# MATERIAL TO PROCESS start

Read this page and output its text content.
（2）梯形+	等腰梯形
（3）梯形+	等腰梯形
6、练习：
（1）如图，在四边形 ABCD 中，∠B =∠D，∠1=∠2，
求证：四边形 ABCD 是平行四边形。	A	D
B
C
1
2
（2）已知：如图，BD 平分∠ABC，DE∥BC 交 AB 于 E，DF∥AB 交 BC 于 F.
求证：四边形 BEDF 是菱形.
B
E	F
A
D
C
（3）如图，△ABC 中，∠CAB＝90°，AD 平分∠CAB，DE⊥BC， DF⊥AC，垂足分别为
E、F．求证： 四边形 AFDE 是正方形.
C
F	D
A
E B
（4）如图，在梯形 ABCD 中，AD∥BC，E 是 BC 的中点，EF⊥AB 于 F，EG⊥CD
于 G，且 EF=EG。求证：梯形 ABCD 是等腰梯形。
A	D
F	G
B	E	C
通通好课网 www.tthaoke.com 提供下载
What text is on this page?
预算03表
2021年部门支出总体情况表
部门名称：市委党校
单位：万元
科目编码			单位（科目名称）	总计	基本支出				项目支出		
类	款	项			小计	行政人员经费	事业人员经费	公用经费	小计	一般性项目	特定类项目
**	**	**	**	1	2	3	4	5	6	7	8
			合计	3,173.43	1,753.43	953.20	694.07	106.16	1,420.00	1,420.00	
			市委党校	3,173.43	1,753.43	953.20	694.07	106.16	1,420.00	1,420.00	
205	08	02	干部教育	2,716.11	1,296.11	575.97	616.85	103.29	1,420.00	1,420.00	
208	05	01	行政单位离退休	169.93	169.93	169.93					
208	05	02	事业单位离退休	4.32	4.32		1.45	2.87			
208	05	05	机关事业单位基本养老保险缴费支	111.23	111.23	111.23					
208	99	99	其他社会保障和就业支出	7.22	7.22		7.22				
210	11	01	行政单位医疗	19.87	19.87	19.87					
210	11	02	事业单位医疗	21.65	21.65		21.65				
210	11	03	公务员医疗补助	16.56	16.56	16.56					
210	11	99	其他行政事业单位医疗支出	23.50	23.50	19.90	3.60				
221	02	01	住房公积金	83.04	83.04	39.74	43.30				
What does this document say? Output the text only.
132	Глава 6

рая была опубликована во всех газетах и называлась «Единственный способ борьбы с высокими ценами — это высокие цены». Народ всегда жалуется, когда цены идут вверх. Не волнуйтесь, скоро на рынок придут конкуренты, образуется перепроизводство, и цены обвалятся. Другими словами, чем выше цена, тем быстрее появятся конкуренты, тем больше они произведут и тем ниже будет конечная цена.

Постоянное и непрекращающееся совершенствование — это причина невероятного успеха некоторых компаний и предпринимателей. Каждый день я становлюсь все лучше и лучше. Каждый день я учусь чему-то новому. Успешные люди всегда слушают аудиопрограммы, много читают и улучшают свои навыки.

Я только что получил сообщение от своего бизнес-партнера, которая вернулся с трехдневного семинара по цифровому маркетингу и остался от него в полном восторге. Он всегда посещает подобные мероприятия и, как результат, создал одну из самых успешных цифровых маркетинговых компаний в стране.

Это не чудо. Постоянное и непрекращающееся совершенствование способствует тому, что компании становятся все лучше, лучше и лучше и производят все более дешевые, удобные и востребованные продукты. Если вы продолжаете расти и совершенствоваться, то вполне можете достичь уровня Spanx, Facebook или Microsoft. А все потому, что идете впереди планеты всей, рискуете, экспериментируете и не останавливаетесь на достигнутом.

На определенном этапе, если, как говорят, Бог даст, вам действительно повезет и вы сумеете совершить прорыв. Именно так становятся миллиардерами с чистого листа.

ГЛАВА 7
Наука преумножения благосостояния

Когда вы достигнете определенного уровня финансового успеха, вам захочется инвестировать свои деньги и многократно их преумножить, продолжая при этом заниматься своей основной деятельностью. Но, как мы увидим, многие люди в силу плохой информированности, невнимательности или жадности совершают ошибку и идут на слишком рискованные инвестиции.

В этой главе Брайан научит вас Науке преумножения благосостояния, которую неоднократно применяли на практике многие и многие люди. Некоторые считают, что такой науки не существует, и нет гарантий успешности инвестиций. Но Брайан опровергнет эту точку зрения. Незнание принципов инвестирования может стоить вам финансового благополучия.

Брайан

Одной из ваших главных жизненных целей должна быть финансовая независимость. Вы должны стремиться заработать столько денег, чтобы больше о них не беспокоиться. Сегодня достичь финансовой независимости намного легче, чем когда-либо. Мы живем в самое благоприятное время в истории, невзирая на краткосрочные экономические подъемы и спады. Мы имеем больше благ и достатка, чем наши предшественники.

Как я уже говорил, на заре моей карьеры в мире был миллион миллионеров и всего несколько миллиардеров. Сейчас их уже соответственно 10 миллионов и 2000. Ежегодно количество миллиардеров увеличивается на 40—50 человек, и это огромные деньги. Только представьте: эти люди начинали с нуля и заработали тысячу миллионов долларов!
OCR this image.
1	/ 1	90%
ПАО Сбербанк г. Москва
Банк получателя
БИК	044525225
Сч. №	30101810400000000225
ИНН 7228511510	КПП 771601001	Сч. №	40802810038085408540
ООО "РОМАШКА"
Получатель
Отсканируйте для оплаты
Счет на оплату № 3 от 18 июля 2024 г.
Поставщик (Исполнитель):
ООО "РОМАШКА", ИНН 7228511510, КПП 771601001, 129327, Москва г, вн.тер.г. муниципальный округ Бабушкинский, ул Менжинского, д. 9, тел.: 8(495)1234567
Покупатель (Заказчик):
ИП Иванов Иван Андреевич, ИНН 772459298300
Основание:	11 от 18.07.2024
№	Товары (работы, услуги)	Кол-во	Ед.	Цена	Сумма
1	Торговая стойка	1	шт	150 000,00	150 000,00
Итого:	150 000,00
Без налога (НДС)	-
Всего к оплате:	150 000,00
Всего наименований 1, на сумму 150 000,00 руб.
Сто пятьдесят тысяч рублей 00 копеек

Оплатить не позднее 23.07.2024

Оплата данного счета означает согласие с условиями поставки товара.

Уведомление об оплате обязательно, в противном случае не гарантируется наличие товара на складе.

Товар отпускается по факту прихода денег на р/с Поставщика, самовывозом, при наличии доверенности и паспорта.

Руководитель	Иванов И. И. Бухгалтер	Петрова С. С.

# MATERIAL TO PROCESS end

__PROBLEM__.
Starting at the line that contains "OCR this image.", copy each line exactly through the end of the listing above. Include that first line and the last one, and add nothing.

__ANSWER BELOW__.
OCR this image.
1	/ 1	90%
ПАО Сбербанк г. Москва
Банк получателя
БИК	044525225
Сч. №	30101810400000000225
ИНН 7228511510	КПП 771601001	Сч. №	40802810038085408540
ООО "РОМАШКА"
Получатель
Отсканируйте для оплаты
Счет на оплату № 3 от 18 июля 2024 г.
Поставщик (Исполнитель):
ООО "РОМАШКА", ИНН 7228511510, КПП 771601001, 129327, Москва г, вн.тер.г. муниципальный округ Бабушкинский, ул Менжинского, д. 9, тел.: 8(495)1234567
Покупатель (Заказчик):
ИП Иванов Иван Андреевич, ИНН 772459298300
Основание:	11 от 18.07.2024
№	Товары (работы, услуги)	Кол-во	Ед.	Цена	Сумма
1	Торговая стойка	1	шт	150 000,00	150 000,00
Итого:	150 000,00
Без налога (НДС)	-
Всего к оплате:	150 000,00
Всего наименований 1, на сумму 150 000,00 руб.
Сто пятьдесят тысяч рублей 00 копеек

Оплатить не позднее 23.07.2024

Оплата данного счета означает согласие с условиями поставки товара.

Уведомление об оплате обязательно, в противном случае не гарантируется наличие товара на складе.

Товар отпускается по факту прихода денег на р/с Поставщика, самовывозом, при наличии доверенности и паспорта.

Руководитель	Иванов И. И. Бухгалтер	Петрова С. С.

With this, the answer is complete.